──────── Material for this task
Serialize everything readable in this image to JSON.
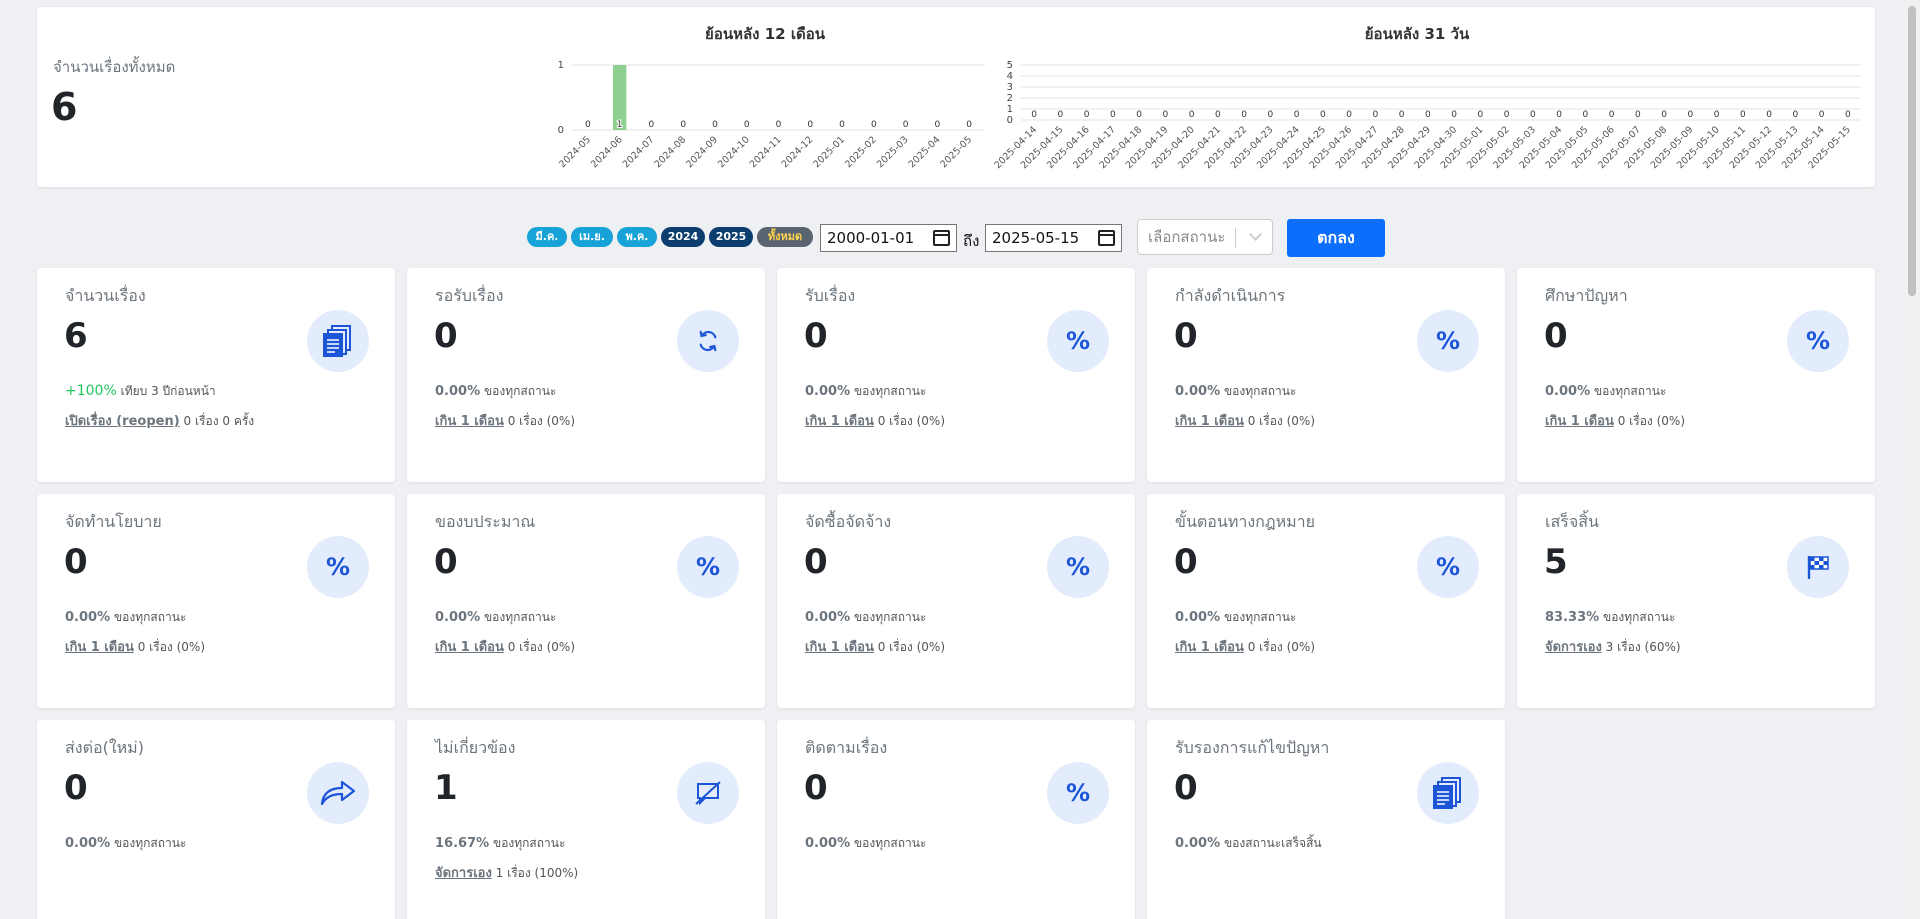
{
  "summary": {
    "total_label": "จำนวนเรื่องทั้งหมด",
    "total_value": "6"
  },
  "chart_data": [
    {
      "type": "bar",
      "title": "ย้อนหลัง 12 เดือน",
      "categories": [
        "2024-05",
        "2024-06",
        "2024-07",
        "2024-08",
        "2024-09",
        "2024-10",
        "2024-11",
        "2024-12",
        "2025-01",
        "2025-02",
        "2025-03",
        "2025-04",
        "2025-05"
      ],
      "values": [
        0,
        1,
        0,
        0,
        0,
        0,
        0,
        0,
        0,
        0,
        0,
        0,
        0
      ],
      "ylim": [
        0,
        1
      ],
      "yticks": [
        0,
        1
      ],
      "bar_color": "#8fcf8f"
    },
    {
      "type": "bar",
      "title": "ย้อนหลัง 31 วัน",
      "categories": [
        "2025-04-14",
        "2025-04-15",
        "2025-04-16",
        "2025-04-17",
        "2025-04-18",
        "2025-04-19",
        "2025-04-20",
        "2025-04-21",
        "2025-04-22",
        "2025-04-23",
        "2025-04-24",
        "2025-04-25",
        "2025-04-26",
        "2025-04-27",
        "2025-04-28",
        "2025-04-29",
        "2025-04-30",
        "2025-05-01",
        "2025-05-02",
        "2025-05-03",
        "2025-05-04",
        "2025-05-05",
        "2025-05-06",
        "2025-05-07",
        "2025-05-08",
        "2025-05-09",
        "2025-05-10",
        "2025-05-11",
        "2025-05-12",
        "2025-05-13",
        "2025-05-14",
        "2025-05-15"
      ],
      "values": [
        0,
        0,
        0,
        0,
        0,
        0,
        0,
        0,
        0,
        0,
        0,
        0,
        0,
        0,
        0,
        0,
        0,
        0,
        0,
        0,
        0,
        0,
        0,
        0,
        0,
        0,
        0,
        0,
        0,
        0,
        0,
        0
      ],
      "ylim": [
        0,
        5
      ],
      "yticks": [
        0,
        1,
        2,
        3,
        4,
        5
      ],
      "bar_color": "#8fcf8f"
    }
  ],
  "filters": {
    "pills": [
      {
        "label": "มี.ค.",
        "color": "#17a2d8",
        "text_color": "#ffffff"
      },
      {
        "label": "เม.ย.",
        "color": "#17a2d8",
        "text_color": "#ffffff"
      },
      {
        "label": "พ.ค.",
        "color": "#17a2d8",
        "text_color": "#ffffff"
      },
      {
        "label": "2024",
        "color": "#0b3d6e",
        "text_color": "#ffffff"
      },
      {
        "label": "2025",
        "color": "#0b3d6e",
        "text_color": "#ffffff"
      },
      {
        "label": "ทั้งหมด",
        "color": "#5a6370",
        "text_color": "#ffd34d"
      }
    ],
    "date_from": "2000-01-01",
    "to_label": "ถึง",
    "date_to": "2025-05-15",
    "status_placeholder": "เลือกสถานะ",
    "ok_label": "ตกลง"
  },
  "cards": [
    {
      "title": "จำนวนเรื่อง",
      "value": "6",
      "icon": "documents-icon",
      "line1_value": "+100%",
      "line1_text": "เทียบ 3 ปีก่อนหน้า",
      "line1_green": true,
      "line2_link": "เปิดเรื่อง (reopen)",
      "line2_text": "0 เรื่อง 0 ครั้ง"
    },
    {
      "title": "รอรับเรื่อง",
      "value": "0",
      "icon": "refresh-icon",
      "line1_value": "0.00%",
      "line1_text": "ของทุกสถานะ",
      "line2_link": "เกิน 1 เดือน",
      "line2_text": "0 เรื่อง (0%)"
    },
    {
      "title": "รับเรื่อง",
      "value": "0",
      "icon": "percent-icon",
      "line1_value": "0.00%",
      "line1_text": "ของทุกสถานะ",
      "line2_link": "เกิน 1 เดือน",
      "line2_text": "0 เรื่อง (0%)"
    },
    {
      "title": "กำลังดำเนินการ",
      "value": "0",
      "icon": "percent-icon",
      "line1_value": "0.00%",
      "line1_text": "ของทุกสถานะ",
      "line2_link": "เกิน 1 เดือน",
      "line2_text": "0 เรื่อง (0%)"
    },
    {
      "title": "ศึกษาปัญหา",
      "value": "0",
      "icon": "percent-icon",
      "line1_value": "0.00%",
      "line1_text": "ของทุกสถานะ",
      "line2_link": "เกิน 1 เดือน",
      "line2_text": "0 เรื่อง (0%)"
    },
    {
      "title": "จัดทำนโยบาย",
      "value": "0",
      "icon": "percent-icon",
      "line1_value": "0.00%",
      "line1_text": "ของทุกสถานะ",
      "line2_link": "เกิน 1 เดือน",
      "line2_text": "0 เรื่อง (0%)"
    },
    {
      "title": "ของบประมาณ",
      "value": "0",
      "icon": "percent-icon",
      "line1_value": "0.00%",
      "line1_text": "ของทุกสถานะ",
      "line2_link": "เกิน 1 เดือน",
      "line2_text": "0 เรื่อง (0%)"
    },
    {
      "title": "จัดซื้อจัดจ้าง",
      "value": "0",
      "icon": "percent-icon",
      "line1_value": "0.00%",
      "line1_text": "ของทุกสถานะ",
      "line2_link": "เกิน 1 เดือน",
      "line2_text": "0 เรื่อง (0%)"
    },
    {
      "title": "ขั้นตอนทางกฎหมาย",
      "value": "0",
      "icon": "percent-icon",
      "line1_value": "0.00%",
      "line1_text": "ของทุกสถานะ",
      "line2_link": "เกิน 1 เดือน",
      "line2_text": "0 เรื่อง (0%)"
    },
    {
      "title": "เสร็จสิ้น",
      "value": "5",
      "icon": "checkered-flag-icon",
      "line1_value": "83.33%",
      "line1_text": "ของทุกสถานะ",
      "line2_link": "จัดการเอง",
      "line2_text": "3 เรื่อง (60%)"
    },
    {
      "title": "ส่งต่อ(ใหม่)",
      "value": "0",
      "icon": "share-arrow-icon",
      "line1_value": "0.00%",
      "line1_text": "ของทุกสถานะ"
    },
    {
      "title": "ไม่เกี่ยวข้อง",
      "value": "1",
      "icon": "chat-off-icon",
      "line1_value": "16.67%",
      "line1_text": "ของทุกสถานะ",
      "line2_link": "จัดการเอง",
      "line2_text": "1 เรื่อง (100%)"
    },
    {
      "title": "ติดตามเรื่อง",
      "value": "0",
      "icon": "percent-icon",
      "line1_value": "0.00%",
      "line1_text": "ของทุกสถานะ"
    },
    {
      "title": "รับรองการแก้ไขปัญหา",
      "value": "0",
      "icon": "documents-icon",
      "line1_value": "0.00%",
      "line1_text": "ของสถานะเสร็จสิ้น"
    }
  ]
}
────────────────
» Set exercise
Repeat every record above exactly, but leave out any pictures.

» Answer to this task
Serialize everything readable in this image to JSON.
{
  "summary": {
    "total_label": "จำนวนเรื่องทั้งหมด",
    "total_value": "6"
  },
  "chart_data": [
    {
      "type": "bar",
      "title": "ย้อนหลัง 12 เดือน",
      "categories": [
        "2024-05",
        "2024-06",
        "2024-07",
        "2024-08",
        "2024-09",
        "2024-10",
        "2024-11",
        "2024-12",
        "2025-01",
        "2025-02",
        "2025-03",
        "2025-04",
        "2025-05"
      ],
      "values": [
        0,
        1,
        0,
        0,
        0,
        0,
        0,
        0,
        0,
        0,
        0,
        0,
        0
      ],
      "ylim": [
        0,
        1
      ],
      "yticks": [
        0,
        1
      ],
      "bar_color": "#8fcf8f"
    },
    {
      "type": "bar",
      "title": "ย้อนหลัง 31 วัน",
      "categories": [
        "2025-04-14",
        "2025-04-15",
        "2025-04-16",
        "2025-04-17",
        "2025-04-18",
        "2025-04-19",
        "2025-04-20",
        "2025-04-21",
        "2025-04-22",
        "2025-04-23",
        "2025-04-24",
        "2025-04-25",
        "2025-04-26",
        "2025-04-27",
        "2025-04-28",
        "2025-04-29",
        "2025-04-30",
        "2025-05-01",
        "2025-05-02",
        "2025-05-03",
        "2025-05-04",
        "2025-05-05",
        "2025-05-06",
        "2025-05-07",
        "2025-05-08",
        "2025-05-09",
        "2025-05-10",
        "2025-05-11",
        "2025-05-12",
        "2025-05-13",
        "2025-05-14",
        "2025-05-15"
      ],
      "values": [
        0,
        0,
        0,
        0,
        0,
        0,
        0,
        0,
        0,
        0,
        0,
        0,
        0,
        0,
        0,
        0,
        0,
        0,
        0,
        0,
        0,
        0,
        0,
        0,
        0,
        0,
        0,
        0,
        0,
        0,
        0,
        0
      ],
      "ylim": [
        0,
        5
      ],
      "yticks": [
        0,
        1,
        2,
        3,
        4,
        5
      ],
      "bar_color": "#8fcf8f"
    }
  ],
  "filters": {
    "pills": [
      {
        "label": "มี.ค.",
        "color": "#17a2d8",
        "text_color": "#ffffff"
      },
      {
        "label": "เม.ย.",
        "color": "#17a2d8",
        "text_color": "#ffffff"
      },
      {
        "label": "พ.ค.",
        "color": "#17a2d8",
        "text_color": "#ffffff"
      },
      {
        "label": "2024",
        "color": "#0b3d6e",
        "text_color": "#ffffff"
      },
      {
        "label": "2025",
        "color": "#0b3d6e",
        "text_color": "#ffffff"
      },
      {
        "label": "ทั้งหมด",
        "color": "#5a6370",
        "text_color": "#ffd34d"
      }
    ],
    "date_from": "2000-01-01",
    "to_label": "ถึง",
    "date_to": "2025-05-15",
    "status_placeholder": "เลือกสถานะ",
    "ok_label": "ตกลง"
  },
  "cards": [
    {
      "title": "จำนวนเรื่อง",
      "value": "6",
      "icon": "documents-icon",
      "line1_value": "+100%",
      "line1_text": "เทียบ 3 ปีก่อนหน้า",
      "line1_green": true,
      "line2_link": "เปิดเรื่อง (reopen)",
      "line2_text": "0 เรื่อง 0 ครั้ง"
    },
    {
      "title": "รอรับเรื่อง",
      "value": "0",
      "icon": "refresh-icon",
      "line1_value": "0.00%",
      "line1_text": "ของทุกสถานะ",
      "line2_link": "เกิน 1 เดือน",
      "line2_text": "0 เรื่อง (0%)"
    },
    {
      "title": "รับเรื่อง",
      "value": "0",
      "icon": "percent-icon",
      "line1_value": "0.00%",
      "line1_text": "ของทุกสถานะ",
      "line2_link": "เกิน 1 เดือน",
      "line2_text": "0 เรื่อง (0%)"
    },
    {
      "title": "กำลังดำเนินการ",
      "value": "0",
      "icon": "percent-icon",
      "line1_value": "0.00%",
      "line1_text": "ของทุกสถานะ",
      "line2_link": "เกิน 1 เดือน",
      "line2_text": "0 เรื่อง (0%)"
    },
    {
      "title": "ศึกษาปัญหา",
      "value": "0",
      "icon": "percent-icon",
      "line1_value": "0.00%",
      "line1_text": "ของทุกสถานะ",
      "line2_link": "เกิน 1 เดือน",
      "line2_text": "0 เรื่อง (0%)"
    },
    {
      "title": "จัดทำนโยบาย",
      "value": "0",
      "icon": "percent-icon",
      "line1_value": "0.00%",
      "line1_text": "ของทุกสถานะ",
      "line2_link": "เกิน 1 เดือน",
      "line2_text": "0 เรื่อง (0%)"
    },
    {
      "title": "ของบประมาณ",
      "value": "0",
      "icon": "percent-icon",
      "line1_value": "0.00%",
      "line1_text": "ของทุกสถานะ",
      "line2_link": "เกิน 1 เดือน",
      "line2_text": "0 เรื่อง (0%)"
    },
    {
      "title": "จัดซื้อจัดจ้าง",
      "value": "0",
      "icon": "percent-icon",
      "line1_value": "0.00%",
      "line1_text": "ของทุกสถานะ",
      "line2_link": "เกิน 1 เดือน",
      "line2_text": "0 เรื่อง (0%)"
    },
    {
      "title": "ขั้นตอนทางกฎหมาย",
      "value": "0",
      "icon": "percent-icon",
      "line1_value": "0.00%",
      "line1_text": "ของทุกสถานะ",
      "line2_link": "เกิน 1 เดือน",
      "line2_text": "0 เรื่อง (0%)"
    },
    {
      "title": "เสร็จสิ้น",
      "value": "5",
      "icon": "checkered-flag-icon",
      "line1_value": "83.33%",
      "line1_text": "ของทุกสถานะ",
      "line2_link": "จัดการเอง",
      "line2_text": "3 เรื่อง (60%)"
    },
    {
      "title": "ส่งต่อ(ใหม่)",
      "value": "0",
      "icon": "share-arrow-icon",
      "line1_value": "0.00%",
      "line1_text": "ของทุกสถานะ"
    },
    {
      "title": "ไม่เกี่ยวข้อง",
      "value": "1",
      "icon": "chat-off-icon",
      "line1_value": "16.67%",
      "line1_text": "ของทุกสถานะ",
      "line2_link": "จัดการเอง",
      "line2_text": "1 เรื่อง (100%)"
    },
    {
      "title": "ติดตามเรื่อง",
      "value": "0",
      "icon": "percent-icon",
      "line1_value": "0.00%",
      "line1_text": "ของทุกสถานะ"
    },
    {
      "title": "รับรองการแก้ไขปัญหา",
      "value": "0",
      "icon": "documents-icon",
      "line1_value": "0.00%",
      "line1_text": "ของสถานะเสร็จสิ้น"
    }
  ]
}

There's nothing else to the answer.